- [TASK DESCRIPTION] Word for word, restate each of the records below.

Document page transcript entries:
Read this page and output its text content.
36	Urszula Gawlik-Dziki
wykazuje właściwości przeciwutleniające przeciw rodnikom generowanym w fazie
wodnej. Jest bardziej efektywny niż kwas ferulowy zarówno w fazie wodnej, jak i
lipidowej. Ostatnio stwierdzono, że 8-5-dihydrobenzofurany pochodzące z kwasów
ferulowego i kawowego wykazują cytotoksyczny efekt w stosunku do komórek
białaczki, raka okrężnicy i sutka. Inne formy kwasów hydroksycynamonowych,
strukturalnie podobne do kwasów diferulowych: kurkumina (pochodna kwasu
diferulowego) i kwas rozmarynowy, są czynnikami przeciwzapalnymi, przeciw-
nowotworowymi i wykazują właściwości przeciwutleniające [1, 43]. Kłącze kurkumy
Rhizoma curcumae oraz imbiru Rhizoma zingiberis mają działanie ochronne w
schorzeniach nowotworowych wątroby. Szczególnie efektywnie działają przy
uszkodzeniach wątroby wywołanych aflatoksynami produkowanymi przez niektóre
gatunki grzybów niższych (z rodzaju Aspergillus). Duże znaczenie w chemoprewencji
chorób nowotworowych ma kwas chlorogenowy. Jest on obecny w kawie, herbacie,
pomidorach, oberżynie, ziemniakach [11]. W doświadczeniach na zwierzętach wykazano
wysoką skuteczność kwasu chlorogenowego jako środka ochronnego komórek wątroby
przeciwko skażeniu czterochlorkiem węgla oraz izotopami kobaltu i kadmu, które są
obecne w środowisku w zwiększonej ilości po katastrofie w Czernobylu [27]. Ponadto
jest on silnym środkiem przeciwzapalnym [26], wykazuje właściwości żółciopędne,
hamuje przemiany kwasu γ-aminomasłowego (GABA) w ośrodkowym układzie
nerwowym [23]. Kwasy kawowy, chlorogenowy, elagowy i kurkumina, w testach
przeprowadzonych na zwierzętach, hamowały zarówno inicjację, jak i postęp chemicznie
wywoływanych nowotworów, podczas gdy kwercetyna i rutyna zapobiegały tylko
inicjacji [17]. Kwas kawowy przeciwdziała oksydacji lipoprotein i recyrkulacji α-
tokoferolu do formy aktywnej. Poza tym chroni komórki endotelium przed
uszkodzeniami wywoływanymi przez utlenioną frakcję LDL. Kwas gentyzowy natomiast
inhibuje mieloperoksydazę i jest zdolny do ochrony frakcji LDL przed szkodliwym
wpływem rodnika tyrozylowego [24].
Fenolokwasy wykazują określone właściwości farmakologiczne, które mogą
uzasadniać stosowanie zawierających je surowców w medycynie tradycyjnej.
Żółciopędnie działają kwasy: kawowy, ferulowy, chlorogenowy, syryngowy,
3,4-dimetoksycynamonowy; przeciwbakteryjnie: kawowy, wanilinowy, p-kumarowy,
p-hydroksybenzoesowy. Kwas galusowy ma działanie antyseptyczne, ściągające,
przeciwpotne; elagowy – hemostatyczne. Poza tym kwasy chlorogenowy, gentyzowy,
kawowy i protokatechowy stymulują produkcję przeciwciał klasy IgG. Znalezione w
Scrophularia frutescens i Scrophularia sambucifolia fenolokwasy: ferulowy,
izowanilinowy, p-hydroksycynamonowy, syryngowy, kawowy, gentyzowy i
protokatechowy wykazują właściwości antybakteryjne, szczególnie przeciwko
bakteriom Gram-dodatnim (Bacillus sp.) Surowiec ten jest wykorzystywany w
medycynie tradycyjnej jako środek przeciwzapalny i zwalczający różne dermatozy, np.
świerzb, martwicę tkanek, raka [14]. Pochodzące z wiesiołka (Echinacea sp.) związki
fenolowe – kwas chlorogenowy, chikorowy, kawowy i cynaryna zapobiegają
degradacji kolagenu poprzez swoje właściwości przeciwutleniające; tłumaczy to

- [EXERCISE RESPONSE]
Read this page and output its text content.
36	Urszula Gawlik-Dziki
wykazuje właściwości przeciwutleniające przeciw rodnikom generowanym w fazie
wodnej. Jest bardziej efektywny niż kwas ferulowy zarówno w fazie wodnej, jak i
lipidowej. Ostatnio stwierdzono, że 8-5-dihydrobenzofurany pochodzące z kwasów
ferulowego i kawowego wykazują cytotoksyczny efekt w stosunku do komórek
białaczki, raka okrężnicy i sutka. Inne formy kwasów hydroksycynamonowych,
strukturalnie podobne do kwasów diferulowych: kurkumina (pochodna kwasu
diferulowego) i kwas rozmarynowy, są czynnikami przeciwzapalnymi, przeciw-
nowotworowymi i wykazują właściwości przeciwutleniające [1, 43]. Kłącze kurkumy
Rhizoma curcumae oraz imbiru Rhizoma zingiberis mają działanie ochronne w
schorzeniach nowotworowych wątroby. Szczególnie efektywnie działają przy
uszkodzeniach wątroby wywołanych aflatoksynami produkowanymi przez niektóre
gatunki grzybów niższych (z rodzaju Aspergillus). Duże znaczenie w chemoprewencji
chorób nowotworowych ma kwas chlorogenowy. Jest on obecny w kawie, herbacie,
pomidorach, oberżynie, ziemniakach [11]. W doświadczeniach na zwierzętach wykazano
wysoką skuteczność kwasu chlorogenowego jako środka ochronnego komórek wątroby
przeciwko skażeniu czterochlorkiem węgla oraz izotopami kobaltu i kadmu, które są
obecne w środowisku w zwiększonej ilości po katastrofie w Czernobylu [27]. Ponadto
jest on silnym środkiem przeciwzapalnym [26], wykazuje właściwości żółciopędne,
hamuje przemiany kwasu γ-aminomasłowego (GABA) w ośrodkowym układzie
nerwowym [23]. Kwasy kawowy, chlorogenowy, elagowy i kurkumina, w testach
przeprowadzonych na zwierzętach, hamowały zarówno inicjację, jak i postęp chemicznie
wywoływanych nowotworów, podczas gdy kwercetyna i rutyna zapobiegały tylko
inicjacji [17]. Kwas kawowy przeciwdziała oksydacji lipoprotein i recyrkulacji α-
tokoferolu do formy aktywnej. Poza tym chroni komórki endotelium przed
uszkodzeniami wywoływanymi przez utlenioną frakcję LDL. Kwas gentyzowy natomiast
inhibuje mieloperoksydazę i jest zdolny do ochrony frakcji LDL przed szkodliwym
wpływem rodnika tyrozylowego [24].
Fenolokwasy wykazują określone właściwości farmakologiczne, które mogą
uzasadniać stosowanie zawierających je surowców w medycynie tradycyjnej.
Żółciopędnie działają kwasy: kawowy, ferulowy, chlorogenowy, syryngowy,
3,4-dimetoksycynamonowy; przeciwbakteryjnie: kawowy, wanilinowy, p-kumarowy,
p-hydroksybenzoesowy. Kwas galusowy ma działanie antyseptyczne, ściągające,
przeciwpotne; elagowy – hemostatyczne. Poza tym kwasy chlorogenowy, gentyzowy,
kawowy i protokatechowy stymulują produkcję przeciwciał klasy IgG. Znalezione w
Scrophularia frutescens i Scrophularia sambucifolia fenolokwasy: ferulowy,
izowanilinowy, p-hydroksycynamonowy, syryngowy, kawowy, gentyzowy i
protokatechowy wykazują właściwości antybakteryjne, szczególnie przeciwko
bakteriom Gram-dodatnim (Bacillus sp.) Surowiec ten jest wykorzystywany w
medycynie tradycyjnej jako środek przeciwzapalny i zwalczający różne dermatozy, np.
świerzb, martwicę tkanek, raka [14]. Pochodzące z wiesiołka (Echinacea sp.) związki
fenolowe – kwas chlorogenowy, chikorowy, kawowy i cynaryna zapobiegają
degradacji kolagenu poprzez swoje właściwości przeciwutleniające; tłumaczy to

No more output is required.